Write out the full listing exactly as given, minus the images.

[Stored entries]

######

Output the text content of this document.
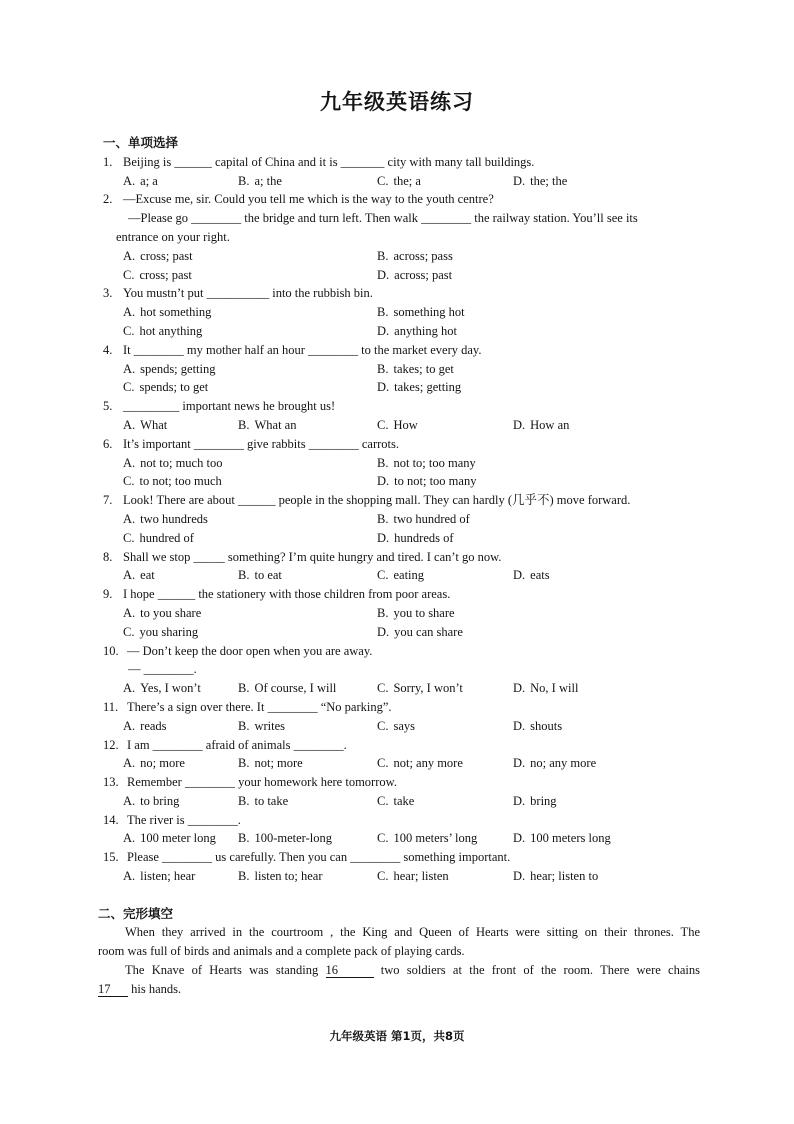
九年级英语练习
一、单项选择
1. Beijing is ______ capital of China and it is _______ city with many tall buildings.
A. a; a	B. a; the	C. the; a	D. the; the
2. —Excuse me, sir. Could you tell me which is the way to the youth centre?
—Please go ________ the bridge and turn left. Then walk ________ the railway station. You’ll see its
entrance on your right.
A. cross; past	B. across; pass
C. cross; past	D. across; past
3. You mustn’t put __________ into the rubbish bin.
A. hot something	B. something hot
C. hot anything	D. anything hot
4. It ________ my mother half an hour ________ to the market every day.
A. spends; getting	B. takes; to get
C. spends; to get	D. takes; getting
5. _________ important news he brought us!
A. What	B. What an	C. How	D. How an
6. It’s important ________ give rabbits ________ carrots.
A. not to; much too	B. not to; too many
C. to not; too much	D. to not; too many
7. Look! There are about ______ people in the shopping mall. They can hardly (几乎不) move forward.
A. two hundreds	B. two hundred of
C. hundred of	D. hundreds of
8. Shall we stop _____ something? I’m quite hungry and tired. I can’t go now.
A. eat	B. to eat	C. eating	D. eats
9. I hope ______ the stationery with those children from poor areas.
A. to you share	B. you to share
C. you sharing	D. you can share
10. — Don’t keep the door open when you are away.
— ________.
A. Yes, I won’t	B. Of course, I will	C. Sorry, I won’t	D. No, I will
11. There’s a sign over there. It ________ “No parking”.
A. reads	B. writes	C. says	D. shouts
12. I am ________ afraid of animals ________.
A. no; more	B. not; more	C. not; any more	D. no; any more
13. Remember ________ your homework here tomorrow.
A. to bring	B. to take	C. take	D. bring
14. The river is ________.
A. 100 meter long B. 100-meter-long	C. 100 meters’ long	D. 100 meters long
15. Please ________ us carefully. Then you can ________ something important.
A. listen; hear	B. listen to; hear	C. hear; listen	D. hear; listen to
二、完形填空
When they arrived in the courtroom , the King and Queen of Hearts were sitting on their thrones. The
room was full of birds and animals and a complete pack of playing cards.
The Knave of Hearts was standing 16	two soldiers at the front of the room. There were chains
17 his hands.
九年级英语 第1页，共8页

######

### [Complete response]
Output the text content of this document.
九年级英语练习
一、单项选择
1. Beijing is ______ capital of China and it is _______ city with many tall buildings.
A. a; a	B. a; the	C. the; a	D. the; the
2. —Excuse me, sir. Could you tell me which is the way to the youth centre?
—Please go ________ the bridge and turn left. Then walk ________ the railway station. You’ll see its
entrance on your right.
A. cross; past	B. across; pass
C. cross; past	D. across; past
3. You mustn’t put __________ into the rubbish bin.
A. hot something	B. something hot
C. hot anything	D. anything hot
4. It ________ my mother half an hour ________ to the market every day.
A. spends; getting	B. takes; to get
C. spends; to get	D. takes; getting
5. _________ important news he brought us!
A. What	B. What an	C. How	D. How an
6. It’s important ________ give rabbits ________ carrots.
A. not to; much too	B. not to; too many
C. to not; too much	D. to not; too many
7. Look! There are about ______ people in the shopping mall. They can hardly (几乎不) move forward.
A. two hundreds	B. two hundred of
C. hundred of	D. hundreds of
8. Shall we stop _____ something? I’m quite hungry and tired. I can’t go now.
A. eat	B. to eat	C. eating	D. eats
9. I hope ______ the stationery with those children from poor areas.
A. to you share	B. you to share
C. you sharing	D. you can share
10. — Don’t keep the door open when you are away.
— ________.
A. Yes, I won’t	B. Of course, I will	C. Sorry, I won’t	D. No, I will
11. There’s a sign over there. It ________ “No parking”.
A. reads	B. writes	C. says	D. shouts
12. I am ________ afraid of animals ________.
A. no; more	B. not; more	C. not; any more	D. no; any more
13. Remember ________ your homework here tomorrow.
A. to bring	B. to take	C. take	D. bring
14. The river is ________.
A. 100 meter long B. 100-meter-long	C. 100 meters’ long	D. 100 meters long
15. Please ________ us carefully. Then you can ________ something important.
A. listen; hear	B. listen to; hear	C. hear; listen	D. hear; listen to
二、完形填空
When they arrived in the courtroom , the King and Queen of Hearts were sitting on their thrones. The
room was full of birds and animals and a complete pack of playing cards.
The Knave of Hearts was standing 16	two soldiers at the front of the room. There were chains
17 his hands.
九年级英语 第1页，共8页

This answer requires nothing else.